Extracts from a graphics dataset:
::::::::::

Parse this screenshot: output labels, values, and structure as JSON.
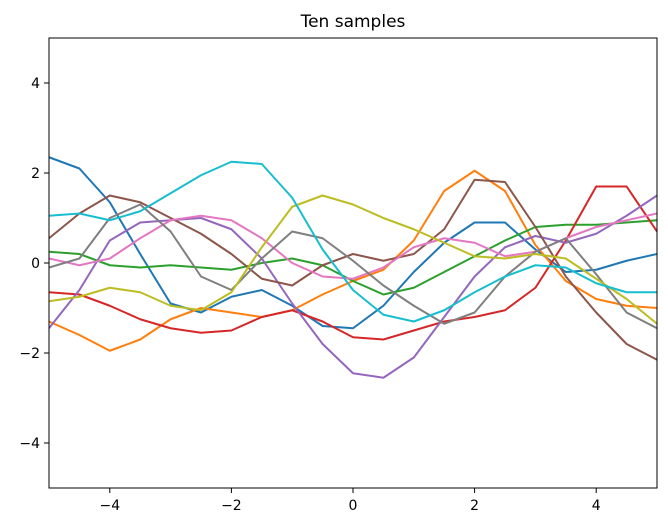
{
  "chart_data": {
    "type": "line",
    "title": "Ten samples",
    "xlabel": "",
    "ylabel": "",
    "xlim": [
      -5,
      5
    ],
    "ylim": [
      -5,
      5
    ],
    "xticks": [
      -4,
      -2,
      0,
      2,
      4
    ],
    "xtick_labels": [
      "−4",
      "−2",
      "0",
      "2",
      "4"
    ],
    "yticks": [
      -4,
      -2,
      0,
      2,
      4
    ],
    "ytick_labels": [
      "−4",
      "−2",
      "0",
      "2",
      "4"
    ],
    "grid": false,
    "x": [
      -5,
      -4.5,
      -4,
      -3.5,
      -3,
      -2.5,
      -2,
      -1.5,
      -1,
      -0.5,
      0,
      0.5,
      1,
      1.5,
      2,
      2.5,
      3,
      3.5,
      4,
      4.5,
      5
    ],
    "series": [
      {
        "color": "#1f77b4",
        "values": [
          2.35,
          2.1,
          1.35,
          0.2,
          -0.9,
          -1.1,
          -0.75,
          -0.6,
          -0.95,
          -1.4,
          -1.45,
          -0.95,
          -0.2,
          0.45,
          0.9,
          0.9,
          0.3,
          -0.2,
          -0.15,
          0.05,
          0.2
        ]
      },
      {
        "color": "#ff7f0e",
        "values": [
          -1.3,
          -1.6,
          -1.95,
          -1.7,
          -1.25,
          -1.0,
          -1.1,
          -1.2,
          -1.05,
          -0.7,
          -0.4,
          -0.15,
          0.5,
          1.6,
          2.05,
          1.6,
          0.4,
          -0.4,
          -0.8,
          -0.95,
          -1.0
        ]
      },
      {
        "color": "#2ca02c",
        "values": [
          0.25,
          0.2,
          -0.05,
          -0.1,
          -0.05,
          -0.1,
          -0.15,
          0.0,
          0.1,
          -0.05,
          -0.4,
          -0.7,
          -0.55,
          -0.2,
          0.15,
          0.5,
          0.8,
          0.85,
          0.85,
          0.9,
          0.95
        ]
      },
      {
        "color": "#d62728",
        "values": [
          -0.65,
          -0.7,
          -0.95,
          -1.25,
          -1.45,
          -1.55,
          -1.5,
          -1.2,
          -1.05,
          -1.3,
          -1.65,
          -1.7,
          -1.5,
          -1.3,
          -1.2,
          -1.05,
          -0.55,
          0.5,
          1.7,
          1.7,
          0.7
        ]
      },
      {
        "color": "#9467bd",
        "values": [
          -1.45,
          -0.6,
          0.5,
          0.9,
          0.95,
          1.0,
          0.75,
          0.1,
          -0.9,
          -1.8,
          -2.45,
          -2.55,
          -2.1,
          -1.2,
          -0.3,
          0.35,
          0.6,
          0.45,
          0.65,
          1.05,
          1.5
        ]
      },
      {
        "color": "#8c564b",
        "values": [
          0.55,
          1.1,
          1.5,
          1.35,
          1.0,
          0.65,
          0.2,
          -0.35,
          -0.5,
          -0.05,
          0.2,
          0.05,
          0.2,
          0.75,
          1.85,
          1.8,
          0.8,
          -0.3,
          -1.1,
          -1.8,
          -2.15
        ]
      },
      {
        "color": "#e377c2",
        "values": [
          0.1,
          -0.05,
          0.1,
          0.55,
          0.95,
          1.05,
          0.95,
          0.55,
          0.0,
          -0.3,
          -0.35,
          -0.1,
          0.35,
          0.55,
          0.45,
          0.15,
          0.25,
          0.55,
          0.8,
          0.95,
          1.1
        ]
      },
      {
        "color": "#7f7f7f",
        "values": [
          -0.1,
          0.1,
          1.0,
          1.3,
          0.7,
          -0.3,
          -0.6,
          0.1,
          0.7,
          0.55,
          0.05,
          -0.5,
          -0.95,
          -1.35,
          -1.1,
          -0.3,
          0.25,
          0.55,
          -0.25,
          -1.1,
          -1.45
        ]
      },
      {
        "color": "#bcbd22",
        "values": [
          -0.85,
          -0.75,
          -0.55,
          -0.65,
          -0.95,
          -1.05,
          -0.65,
          0.35,
          1.25,
          1.5,
          1.3,
          1.0,
          0.75,
          0.45,
          0.15,
          0.1,
          0.2,
          0.1,
          -0.35,
          -0.8,
          -1.35
        ]
      },
      {
        "color": "#17becf",
        "values": [
          1.05,
          1.1,
          0.95,
          1.15,
          1.55,
          1.95,
          2.25,
          2.2,
          1.45,
          0.3,
          -0.6,
          -1.15,
          -1.3,
          -1.05,
          -0.65,
          -0.3,
          -0.05,
          -0.1,
          -0.45,
          -0.65,
          -0.65
        ]
      }
    ]
  }
}
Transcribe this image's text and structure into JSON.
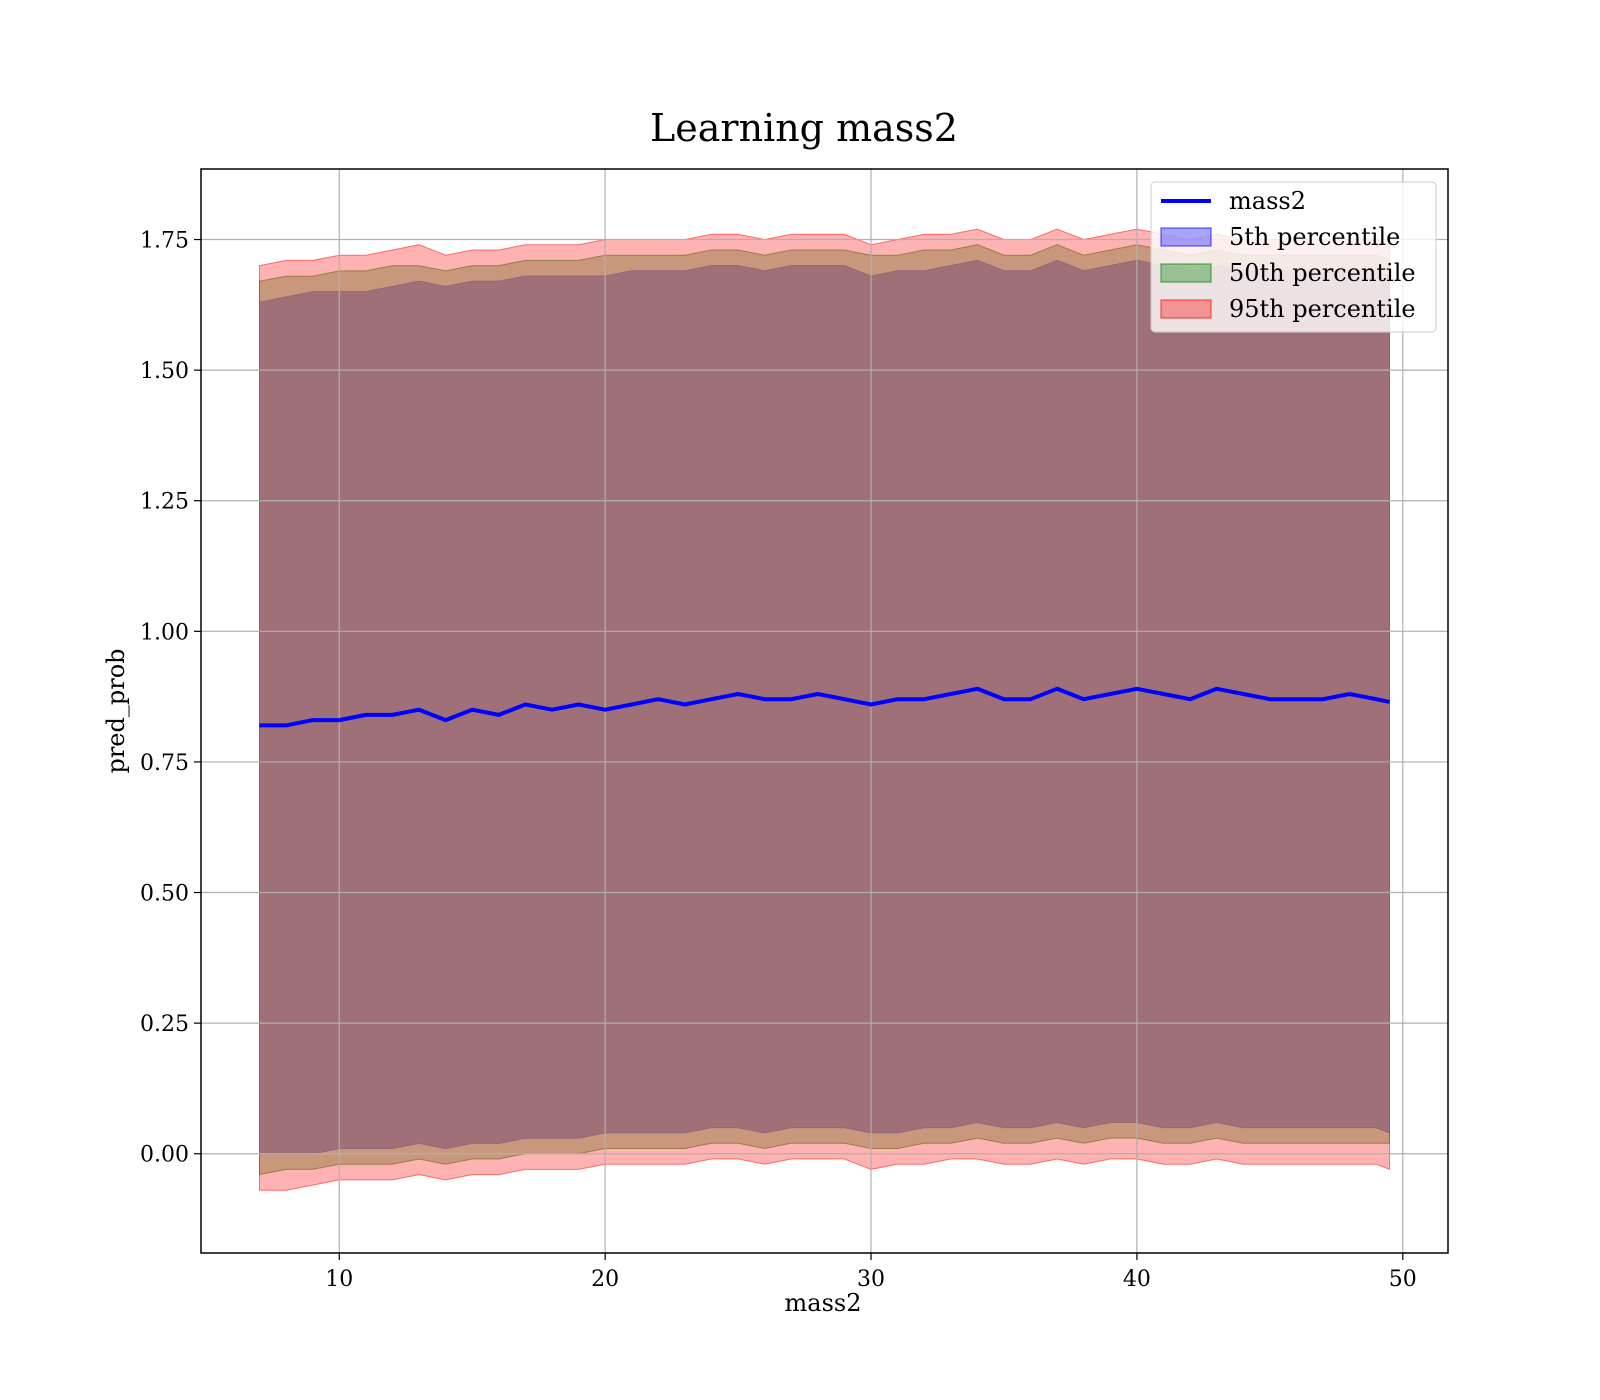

::::::::::

:: Task statement ::
Copy out the listing exactly as it stands, but not the pictures.

:: The result ::
Parse this screenshot: output labels, values, and structure as JSON.
{
  "chart_data": {
    "type": "line",
    "title": "Ten samples",
    "xlabel": "",
    "ylabel": "",
    "xlim": [
      -5,
      5
    ],
    "ylim": [
      -5,
      5
    ],
    "xticks": [
      -4,
      -2,
      0,
      2,
      4
    ],
    "xtick_labels": [
      "−4",
      "−2",
      "0",
      "2",
      "4"
    ],
    "yticks": [
      -4,
      -2,
      0,
      2,
      4
    ],
    "ytick_labels": [
      "−4",
      "−2",
      "0",
      "2",
      "4"
    ],
    "grid": false,
    "x": [
      -5,
      -4.5,
      -4,
      -3.5,
      -3,
      -2.5,
      -2,
      -1.5,
      -1,
      -0.5,
      0,
      0.5,
      1,
      1.5,
      2,
      2.5,
      3,
      3.5,
      4,
      4.5,
      5
    ],
    "series": [
      {
        "color": "#1f77b4",
        "values": [
          2.35,
          2.1,
          1.35,
          0.2,
          -0.9,
          -1.1,
          -0.75,
          -0.6,
          -0.95,
          -1.4,
          -1.45,
          -0.95,
          -0.2,
          0.45,
          0.9,
          0.9,
          0.3,
          -0.2,
          -0.15,
          0.05,
          0.2
        ]
      },
      {
        "color": "#ff7f0e",
        "values": [
          -1.3,
          -1.6,
          -1.95,
          -1.7,
          -1.25,
          -1.0,
          -1.1,
          -1.2,
          -1.05,
          -0.7,
          -0.4,
          -0.15,
          0.5,
          1.6,
          2.05,
          1.6,
          0.4,
          -0.4,
          -0.8,
          -0.95,
          -1.0
        ]
      },
      {
        "color": "#2ca02c",
        "values": [
          0.25,
          0.2,
          -0.05,
          -0.1,
          -0.05,
          -0.1,
          -0.15,
          0.0,
          0.1,
          -0.05,
          -0.4,
          -0.7,
          -0.55,
          -0.2,
          0.15,
          0.5,
          0.8,
          0.85,
          0.85,
          0.9,
          0.95
        ]
      },
      {
        "color": "#d62728",
        "values": [
          -0.65,
          -0.7,
          -0.95,
          -1.25,
          -1.45,
          -1.55,
          -1.5,
          -1.2,
          -1.05,
          -1.3,
          -1.65,
          -1.7,
          -1.5,
          -1.3,
          -1.2,
          -1.05,
          -0.55,
          0.5,
          1.7,
          1.7,
          0.7
        ]
      },
      {
        "color": "#9467bd",
        "values": [
          -1.45,
          -0.6,
          0.5,
          0.9,
          0.95,
          1.0,
          0.75,
          0.1,
          -0.9,
          -1.8,
          -2.45,
          -2.55,
          -2.1,
          -1.2,
          -0.3,
          0.35,
          0.6,
          0.45,
          0.65,
          1.05,
          1.5
        ]
      },
      {
        "color": "#8c564b",
        "values": [
          0.55,
          1.1,
          1.5,
          1.35,
          1.0,
          0.65,
          0.2,
          -0.35,
          -0.5,
          -0.05,
          0.2,
          0.05,
          0.2,
          0.75,
          1.85,
          1.8,
          0.8,
          -0.3,
          -1.1,
          -1.8,
          -2.15
        ]
      },
      {
        "color": "#e377c2",
        "values": [
          0.1,
          -0.05,
          0.1,
          0.55,
          0.95,
          1.05,
          0.95,
          0.55,
          0.0,
          -0.3,
          -0.35,
          -0.1,
          0.35,
          0.55,
          0.45,
          0.15,
          0.25,
          0.55,
          0.8,
          0.95,
          1.1
        ]
      },
      {
        "color": "#7f7f7f",
        "values": [
          -0.1,
          0.1,
          1.0,
          1.3,
          0.7,
          -0.3,
          -0.6,
          0.1,
          0.7,
          0.55,
          0.05,
          -0.5,
          -0.95,
          -1.35,
          -1.1,
          -0.3,
          0.25,
          0.55,
          -0.25,
          -1.1,
          -1.45
        ]
      },
      {
        "color": "#bcbd22",
        "values": [
          -0.85,
          -0.75,
          -0.55,
          -0.65,
          -0.95,
          -1.05,
          -0.65,
          0.35,
          1.25,
          1.5,
          1.3,
          1.0,
          0.75,
          0.45,
          0.15,
          0.1,
          0.2,
          0.1,
          -0.35,
          -0.8,
          -1.35
        ]
      },
      {
        "color": "#17becf",
        "values": [
          1.05,
          1.1,
          0.95,
          1.15,
          1.55,
          1.95,
          2.25,
          2.2,
          1.45,
          0.3,
          -0.6,
          -1.15,
          -1.3,
          -1.05,
          -0.65,
          -0.3,
          -0.05,
          -0.1,
          -0.45,
          -0.65,
          -0.65
        ]
      }
    ]
  }
}
Transcribe this image's text and structure into JSON.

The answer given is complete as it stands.